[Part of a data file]
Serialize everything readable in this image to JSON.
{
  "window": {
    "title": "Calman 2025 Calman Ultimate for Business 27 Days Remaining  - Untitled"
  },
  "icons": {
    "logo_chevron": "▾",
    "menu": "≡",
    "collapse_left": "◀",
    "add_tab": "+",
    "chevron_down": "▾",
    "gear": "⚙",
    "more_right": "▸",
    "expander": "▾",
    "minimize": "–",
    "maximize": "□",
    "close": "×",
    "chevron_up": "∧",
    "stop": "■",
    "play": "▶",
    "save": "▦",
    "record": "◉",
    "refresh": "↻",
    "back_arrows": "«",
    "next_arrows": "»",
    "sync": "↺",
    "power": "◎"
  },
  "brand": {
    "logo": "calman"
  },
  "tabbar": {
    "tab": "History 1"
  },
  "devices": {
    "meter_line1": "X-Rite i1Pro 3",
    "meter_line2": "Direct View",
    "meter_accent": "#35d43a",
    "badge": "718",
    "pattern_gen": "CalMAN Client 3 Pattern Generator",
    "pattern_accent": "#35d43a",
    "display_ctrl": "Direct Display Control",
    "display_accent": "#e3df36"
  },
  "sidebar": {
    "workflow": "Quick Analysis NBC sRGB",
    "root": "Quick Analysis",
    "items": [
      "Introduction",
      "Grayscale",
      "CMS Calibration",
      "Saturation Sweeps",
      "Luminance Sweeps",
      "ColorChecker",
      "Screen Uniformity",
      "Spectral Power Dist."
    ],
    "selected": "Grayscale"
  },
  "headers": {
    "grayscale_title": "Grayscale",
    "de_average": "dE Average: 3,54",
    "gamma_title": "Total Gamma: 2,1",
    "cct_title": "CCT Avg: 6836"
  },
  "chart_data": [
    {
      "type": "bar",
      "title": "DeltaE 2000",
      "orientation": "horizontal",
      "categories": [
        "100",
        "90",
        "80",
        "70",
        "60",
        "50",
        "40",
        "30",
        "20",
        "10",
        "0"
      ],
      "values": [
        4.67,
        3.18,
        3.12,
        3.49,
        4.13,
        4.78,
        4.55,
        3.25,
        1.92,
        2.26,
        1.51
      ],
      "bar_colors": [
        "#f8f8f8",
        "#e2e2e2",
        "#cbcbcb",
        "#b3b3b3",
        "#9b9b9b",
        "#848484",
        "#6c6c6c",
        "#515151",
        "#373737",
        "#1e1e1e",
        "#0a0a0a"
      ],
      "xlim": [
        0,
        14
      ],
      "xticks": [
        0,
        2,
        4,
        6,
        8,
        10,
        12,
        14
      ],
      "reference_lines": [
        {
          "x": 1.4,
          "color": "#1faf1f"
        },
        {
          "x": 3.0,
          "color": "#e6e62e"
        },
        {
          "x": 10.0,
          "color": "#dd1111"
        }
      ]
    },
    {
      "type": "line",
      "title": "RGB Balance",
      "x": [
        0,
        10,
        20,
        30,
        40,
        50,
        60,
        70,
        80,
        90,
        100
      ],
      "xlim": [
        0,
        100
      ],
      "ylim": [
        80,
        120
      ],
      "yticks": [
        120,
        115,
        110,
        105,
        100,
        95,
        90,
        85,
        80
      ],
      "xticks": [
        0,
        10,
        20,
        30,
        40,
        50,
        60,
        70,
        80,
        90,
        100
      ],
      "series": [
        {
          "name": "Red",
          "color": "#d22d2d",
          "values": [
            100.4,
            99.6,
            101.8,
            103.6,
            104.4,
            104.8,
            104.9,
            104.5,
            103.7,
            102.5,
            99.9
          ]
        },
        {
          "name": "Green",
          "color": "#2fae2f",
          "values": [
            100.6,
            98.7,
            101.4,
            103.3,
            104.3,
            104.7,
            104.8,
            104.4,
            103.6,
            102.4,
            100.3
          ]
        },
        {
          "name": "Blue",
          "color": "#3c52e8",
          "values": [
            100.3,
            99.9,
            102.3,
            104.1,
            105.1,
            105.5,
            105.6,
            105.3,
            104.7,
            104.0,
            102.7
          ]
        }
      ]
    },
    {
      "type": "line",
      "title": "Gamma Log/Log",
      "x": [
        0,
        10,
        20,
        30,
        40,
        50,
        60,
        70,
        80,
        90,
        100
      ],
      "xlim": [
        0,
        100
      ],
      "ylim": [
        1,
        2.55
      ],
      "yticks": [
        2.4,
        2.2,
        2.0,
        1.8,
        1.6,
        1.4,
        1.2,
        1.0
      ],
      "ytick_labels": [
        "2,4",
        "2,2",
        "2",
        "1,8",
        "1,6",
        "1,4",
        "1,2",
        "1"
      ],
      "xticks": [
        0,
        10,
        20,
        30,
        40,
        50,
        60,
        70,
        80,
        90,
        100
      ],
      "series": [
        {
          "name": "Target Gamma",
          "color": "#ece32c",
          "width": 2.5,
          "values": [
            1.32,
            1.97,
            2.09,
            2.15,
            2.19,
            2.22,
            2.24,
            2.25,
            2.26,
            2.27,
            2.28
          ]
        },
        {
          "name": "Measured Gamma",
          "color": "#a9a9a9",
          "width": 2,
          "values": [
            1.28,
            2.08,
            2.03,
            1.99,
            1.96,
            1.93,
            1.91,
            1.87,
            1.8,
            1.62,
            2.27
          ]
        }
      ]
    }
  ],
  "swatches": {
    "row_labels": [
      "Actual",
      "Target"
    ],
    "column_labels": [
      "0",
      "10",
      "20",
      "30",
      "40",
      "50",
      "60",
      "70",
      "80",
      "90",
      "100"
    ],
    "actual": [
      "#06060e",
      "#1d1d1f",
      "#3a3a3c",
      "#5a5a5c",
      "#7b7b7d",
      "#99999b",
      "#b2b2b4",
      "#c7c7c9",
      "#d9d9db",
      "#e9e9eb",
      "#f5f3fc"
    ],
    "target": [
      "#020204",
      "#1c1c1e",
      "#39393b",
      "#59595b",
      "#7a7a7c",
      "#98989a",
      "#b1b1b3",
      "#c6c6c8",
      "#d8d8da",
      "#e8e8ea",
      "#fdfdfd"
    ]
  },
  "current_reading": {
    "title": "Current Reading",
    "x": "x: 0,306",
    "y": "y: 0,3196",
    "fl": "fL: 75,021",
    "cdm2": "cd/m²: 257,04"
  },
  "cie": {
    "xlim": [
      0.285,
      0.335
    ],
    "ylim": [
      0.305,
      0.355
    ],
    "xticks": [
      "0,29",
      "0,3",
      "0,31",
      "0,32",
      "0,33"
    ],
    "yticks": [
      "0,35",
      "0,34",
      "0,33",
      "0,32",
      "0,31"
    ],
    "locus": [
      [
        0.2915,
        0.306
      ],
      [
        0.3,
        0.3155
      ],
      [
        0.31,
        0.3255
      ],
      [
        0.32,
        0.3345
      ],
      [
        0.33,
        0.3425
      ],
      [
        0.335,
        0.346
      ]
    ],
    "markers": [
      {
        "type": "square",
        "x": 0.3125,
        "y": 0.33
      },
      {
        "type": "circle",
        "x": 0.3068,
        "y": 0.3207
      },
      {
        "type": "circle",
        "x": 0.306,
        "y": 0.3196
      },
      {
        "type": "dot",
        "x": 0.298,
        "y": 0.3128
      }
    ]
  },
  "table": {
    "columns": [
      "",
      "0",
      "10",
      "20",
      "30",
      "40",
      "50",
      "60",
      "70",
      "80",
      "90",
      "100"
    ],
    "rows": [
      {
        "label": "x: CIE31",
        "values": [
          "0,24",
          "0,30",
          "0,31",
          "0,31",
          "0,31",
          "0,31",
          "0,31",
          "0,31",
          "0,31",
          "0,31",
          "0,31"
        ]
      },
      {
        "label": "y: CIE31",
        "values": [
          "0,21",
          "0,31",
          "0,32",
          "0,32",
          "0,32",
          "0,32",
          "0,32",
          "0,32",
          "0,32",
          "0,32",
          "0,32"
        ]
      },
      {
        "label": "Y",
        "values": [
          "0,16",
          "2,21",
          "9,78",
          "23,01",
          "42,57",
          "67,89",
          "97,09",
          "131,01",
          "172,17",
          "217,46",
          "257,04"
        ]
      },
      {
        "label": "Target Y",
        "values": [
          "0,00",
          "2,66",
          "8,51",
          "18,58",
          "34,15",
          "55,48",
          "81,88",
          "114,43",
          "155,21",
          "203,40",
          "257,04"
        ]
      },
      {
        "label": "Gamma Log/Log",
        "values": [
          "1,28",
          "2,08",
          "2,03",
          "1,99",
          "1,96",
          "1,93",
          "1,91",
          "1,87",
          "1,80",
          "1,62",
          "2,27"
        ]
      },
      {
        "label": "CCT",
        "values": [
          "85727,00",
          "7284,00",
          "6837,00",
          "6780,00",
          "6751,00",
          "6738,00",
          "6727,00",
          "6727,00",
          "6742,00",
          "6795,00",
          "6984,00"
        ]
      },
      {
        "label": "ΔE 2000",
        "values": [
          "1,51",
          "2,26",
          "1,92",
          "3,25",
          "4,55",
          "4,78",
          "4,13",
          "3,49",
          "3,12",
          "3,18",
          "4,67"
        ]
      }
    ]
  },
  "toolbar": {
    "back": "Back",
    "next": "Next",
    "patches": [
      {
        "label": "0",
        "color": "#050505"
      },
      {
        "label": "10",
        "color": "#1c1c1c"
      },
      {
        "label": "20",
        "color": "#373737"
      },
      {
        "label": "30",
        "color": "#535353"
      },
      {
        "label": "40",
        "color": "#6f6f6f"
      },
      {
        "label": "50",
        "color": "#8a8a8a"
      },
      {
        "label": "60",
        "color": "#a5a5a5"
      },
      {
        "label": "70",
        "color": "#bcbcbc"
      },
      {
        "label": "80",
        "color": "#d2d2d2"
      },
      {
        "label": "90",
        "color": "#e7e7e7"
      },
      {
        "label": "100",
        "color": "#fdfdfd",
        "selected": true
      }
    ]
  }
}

• Directions:
Go through the entries and return each line where the word "Quick" appears.

• Result for this task:
    "workflow": "Quick Analysis NBC sRGB",
    "root": "Quick Analysis",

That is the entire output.